* Written request:
Wherever "structure" appears in a line, copy that line.
━━ Dataset
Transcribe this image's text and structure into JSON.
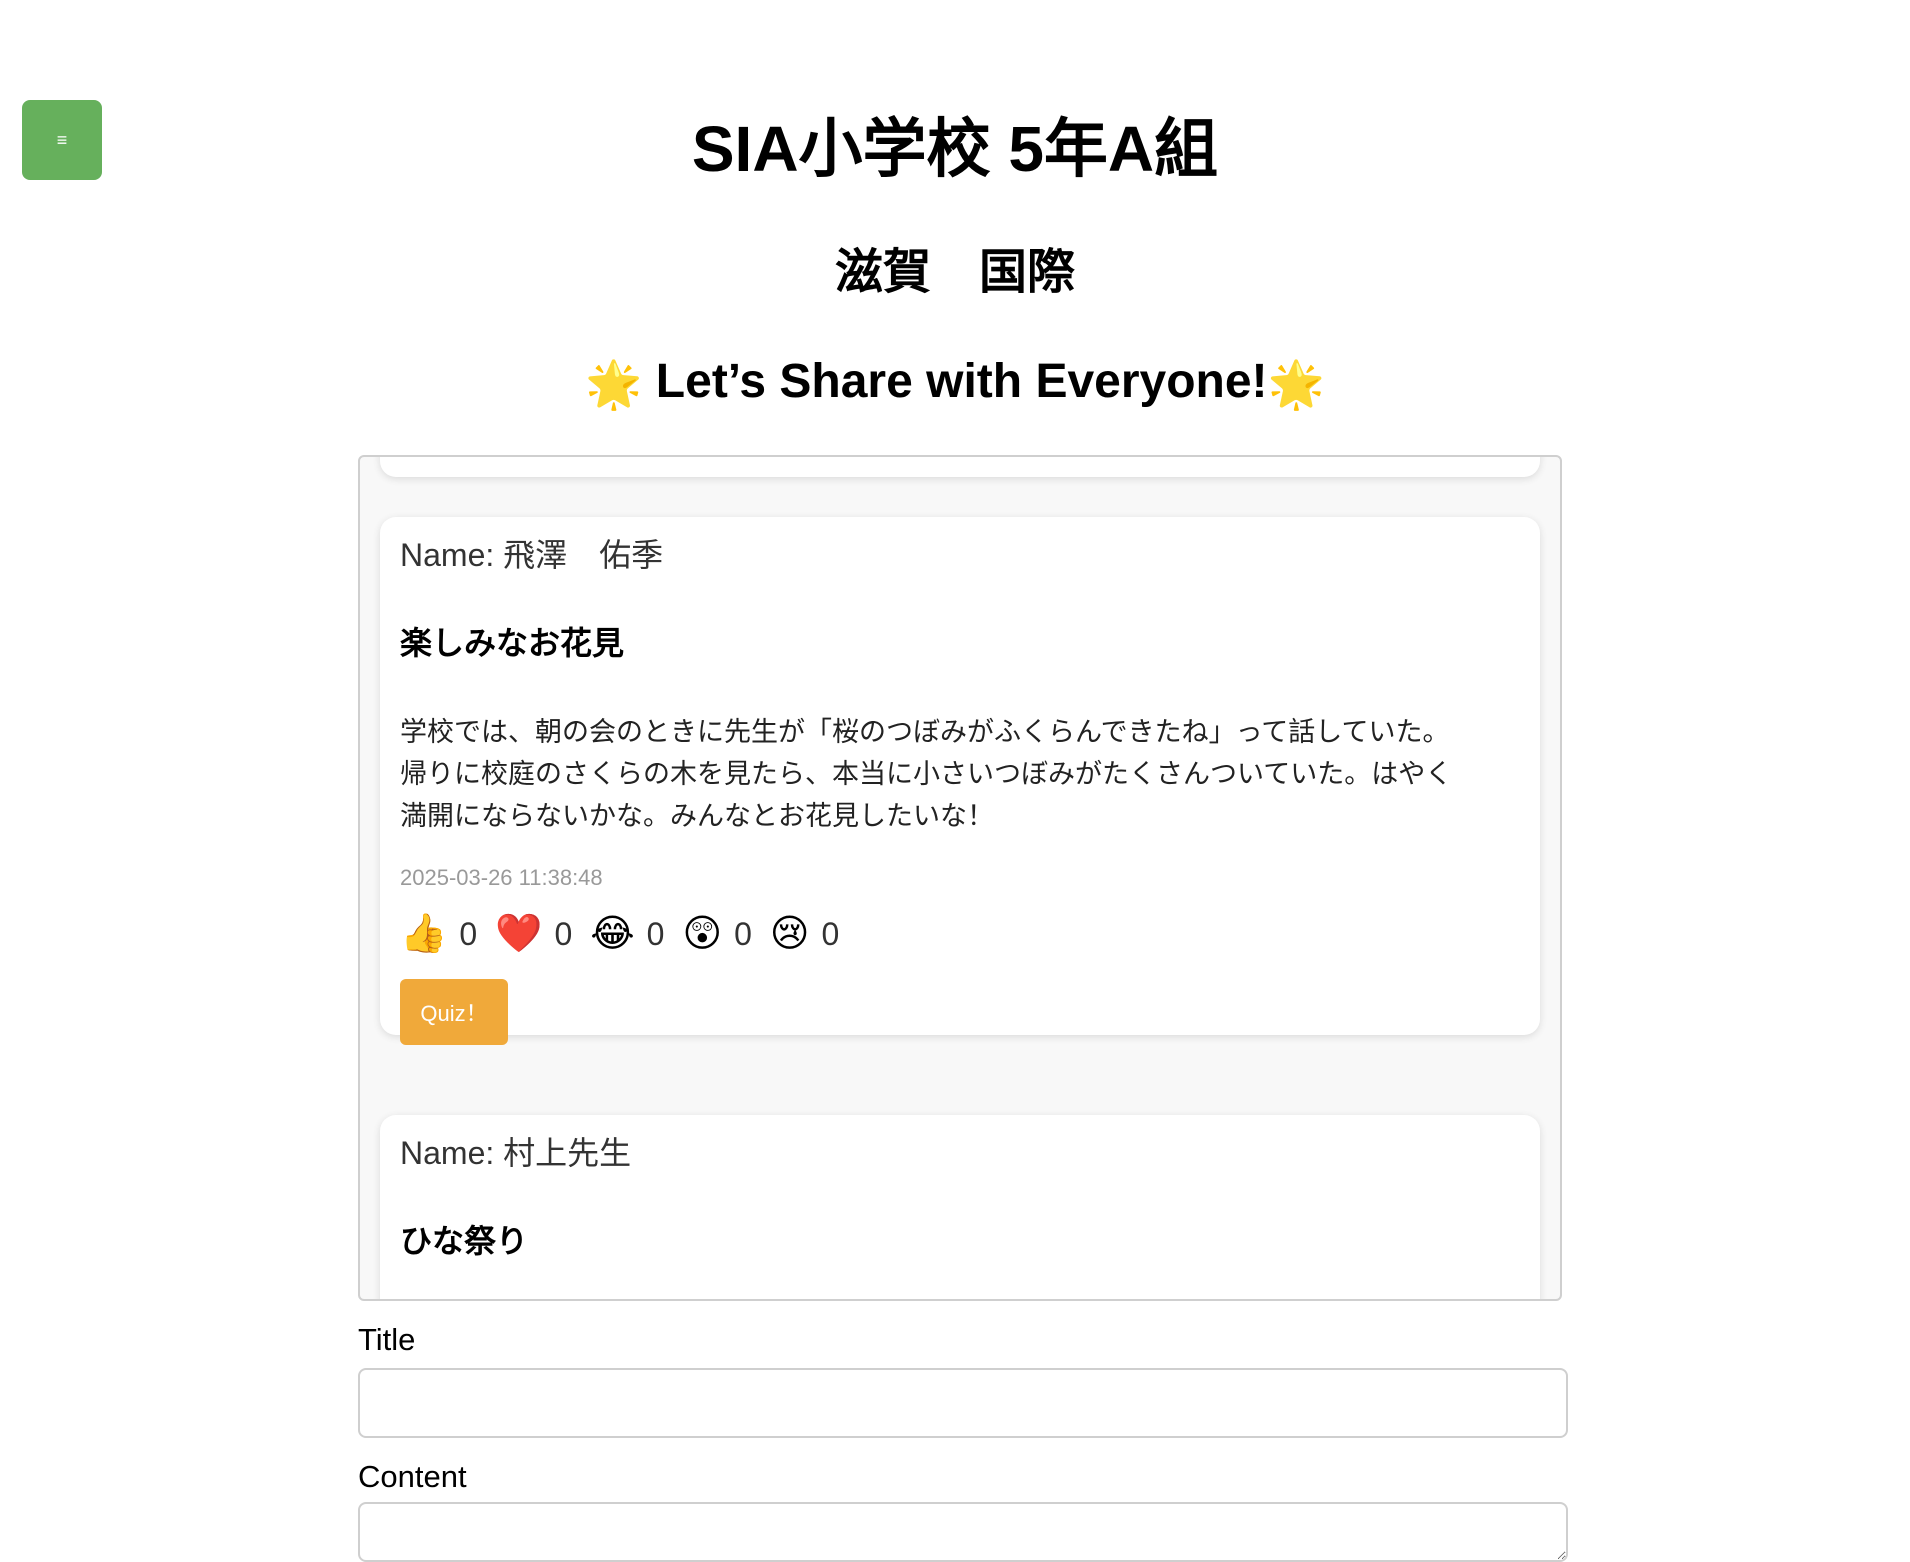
{
  "menu": {
    "icon_label": "≡",
    "icon": "hamburger-menu-icon",
    "color": "#66b05c"
  },
  "header": {
    "title": "SIA小学校 5年A組",
    "class_name": "滋賀　国際",
    "banner_text": "Let’s Share with Everyone!",
    "banner_icon": "glowing-star-icon",
    "banner_star": "🌟"
  },
  "posts": [
    {
      "name": "Name: 飛澤　佑季",
      "title": "楽しみなお花見",
      "body": "学校では、朝の会のときに先生が「桜のつぼみがふくらんできたね」って話していた。\n帰りに校庭のさくらの木を見たら、本当に小さいつぼみがたくさんついていた。はやく\n満開にならないかな。みんなとお花見したいな！",
      "timestamp": "2025-03-26 11:38:48",
      "reactions": [
        {
          "icon": "thumbs-up-icon",
          "emoji": "👍",
          "count": "0"
        },
        {
          "icon": "heart-icon",
          "emoji": "❤️",
          "count": "0"
        },
        {
          "icon": "laughing-face-icon",
          "emoji": "😂",
          "count": "0"
        },
        {
          "icon": "surprised-face-icon",
          "emoji": "😲",
          "count": "0"
        },
        {
          "icon": "crying-face-icon",
          "emoji": "😢",
          "count": "0"
        }
      ],
      "quiz_label": "Quiz！",
      "quiz_color": "#f0a93a"
    },
    {
      "name": "Name: 村上先生",
      "title": "ひな祭り"
    }
  ],
  "form": {
    "title_label": "Title",
    "title_value": "",
    "content_label": "Content",
    "content_value": ""
  }
}
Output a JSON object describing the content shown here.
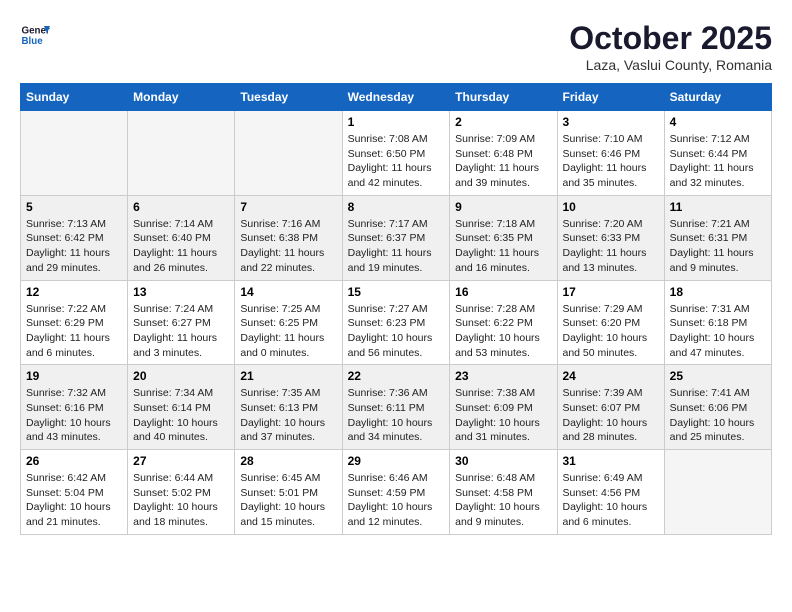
{
  "logo": {
    "general": "General",
    "blue": "Blue"
  },
  "header": {
    "month": "October 2025",
    "location": "Laza, Vaslui County, Romania"
  },
  "weekdays": [
    "Sunday",
    "Monday",
    "Tuesday",
    "Wednesday",
    "Thursday",
    "Friday",
    "Saturday"
  ],
  "weeks": [
    [
      {
        "day": "",
        "info": ""
      },
      {
        "day": "",
        "info": ""
      },
      {
        "day": "",
        "info": ""
      },
      {
        "day": "1",
        "info": "Sunrise: 7:08 AM\nSunset: 6:50 PM\nDaylight: 11 hours and 42 minutes."
      },
      {
        "day": "2",
        "info": "Sunrise: 7:09 AM\nSunset: 6:48 PM\nDaylight: 11 hours and 39 minutes."
      },
      {
        "day": "3",
        "info": "Sunrise: 7:10 AM\nSunset: 6:46 PM\nDaylight: 11 hours and 35 minutes."
      },
      {
        "day": "4",
        "info": "Sunrise: 7:12 AM\nSunset: 6:44 PM\nDaylight: 11 hours and 32 minutes."
      }
    ],
    [
      {
        "day": "5",
        "info": "Sunrise: 7:13 AM\nSunset: 6:42 PM\nDaylight: 11 hours and 29 minutes."
      },
      {
        "day": "6",
        "info": "Sunrise: 7:14 AM\nSunset: 6:40 PM\nDaylight: 11 hours and 26 minutes."
      },
      {
        "day": "7",
        "info": "Sunrise: 7:16 AM\nSunset: 6:38 PM\nDaylight: 11 hours and 22 minutes."
      },
      {
        "day": "8",
        "info": "Sunrise: 7:17 AM\nSunset: 6:37 PM\nDaylight: 11 hours and 19 minutes."
      },
      {
        "day": "9",
        "info": "Sunrise: 7:18 AM\nSunset: 6:35 PM\nDaylight: 11 hours and 16 minutes."
      },
      {
        "day": "10",
        "info": "Sunrise: 7:20 AM\nSunset: 6:33 PM\nDaylight: 11 hours and 13 minutes."
      },
      {
        "day": "11",
        "info": "Sunrise: 7:21 AM\nSunset: 6:31 PM\nDaylight: 11 hours and 9 minutes."
      }
    ],
    [
      {
        "day": "12",
        "info": "Sunrise: 7:22 AM\nSunset: 6:29 PM\nDaylight: 11 hours and 6 minutes."
      },
      {
        "day": "13",
        "info": "Sunrise: 7:24 AM\nSunset: 6:27 PM\nDaylight: 11 hours and 3 minutes."
      },
      {
        "day": "14",
        "info": "Sunrise: 7:25 AM\nSunset: 6:25 PM\nDaylight: 11 hours and 0 minutes."
      },
      {
        "day": "15",
        "info": "Sunrise: 7:27 AM\nSunset: 6:23 PM\nDaylight: 10 hours and 56 minutes."
      },
      {
        "day": "16",
        "info": "Sunrise: 7:28 AM\nSunset: 6:22 PM\nDaylight: 10 hours and 53 minutes."
      },
      {
        "day": "17",
        "info": "Sunrise: 7:29 AM\nSunset: 6:20 PM\nDaylight: 10 hours and 50 minutes."
      },
      {
        "day": "18",
        "info": "Sunrise: 7:31 AM\nSunset: 6:18 PM\nDaylight: 10 hours and 47 minutes."
      }
    ],
    [
      {
        "day": "19",
        "info": "Sunrise: 7:32 AM\nSunset: 6:16 PM\nDaylight: 10 hours and 43 minutes."
      },
      {
        "day": "20",
        "info": "Sunrise: 7:34 AM\nSunset: 6:14 PM\nDaylight: 10 hours and 40 minutes."
      },
      {
        "day": "21",
        "info": "Sunrise: 7:35 AM\nSunset: 6:13 PM\nDaylight: 10 hours and 37 minutes."
      },
      {
        "day": "22",
        "info": "Sunrise: 7:36 AM\nSunset: 6:11 PM\nDaylight: 10 hours and 34 minutes."
      },
      {
        "day": "23",
        "info": "Sunrise: 7:38 AM\nSunset: 6:09 PM\nDaylight: 10 hours and 31 minutes."
      },
      {
        "day": "24",
        "info": "Sunrise: 7:39 AM\nSunset: 6:07 PM\nDaylight: 10 hours and 28 minutes."
      },
      {
        "day": "25",
        "info": "Sunrise: 7:41 AM\nSunset: 6:06 PM\nDaylight: 10 hours and 25 minutes."
      }
    ],
    [
      {
        "day": "26",
        "info": "Sunrise: 6:42 AM\nSunset: 5:04 PM\nDaylight: 10 hours and 21 minutes."
      },
      {
        "day": "27",
        "info": "Sunrise: 6:44 AM\nSunset: 5:02 PM\nDaylight: 10 hours and 18 minutes."
      },
      {
        "day": "28",
        "info": "Sunrise: 6:45 AM\nSunset: 5:01 PM\nDaylight: 10 hours and 15 minutes."
      },
      {
        "day": "29",
        "info": "Sunrise: 6:46 AM\nSunset: 4:59 PM\nDaylight: 10 hours and 12 minutes."
      },
      {
        "day": "30",
        "info": "Sunrise: 6:48 AM\nSunset: 4:58 PM\nDaylight: 10 hours and 9 minutes."
      },
      {
        "day": "31",
        "info": "Sunrise: 6:49 AM\nSunset: 4:56 PM\nDaylight: 10 hours and 6 minutes."
      },
      {
        "day": "",
        "info": ""
      }
    ]
  ]
}
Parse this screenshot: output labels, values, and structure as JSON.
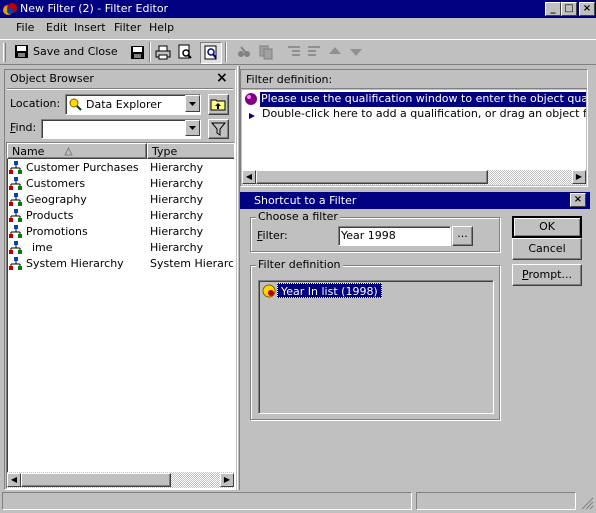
━━━━
* Solved problem:
Transcribe this image's text and structure into JSON.
Parse this screenshot: output labels, values, and structure as JSON.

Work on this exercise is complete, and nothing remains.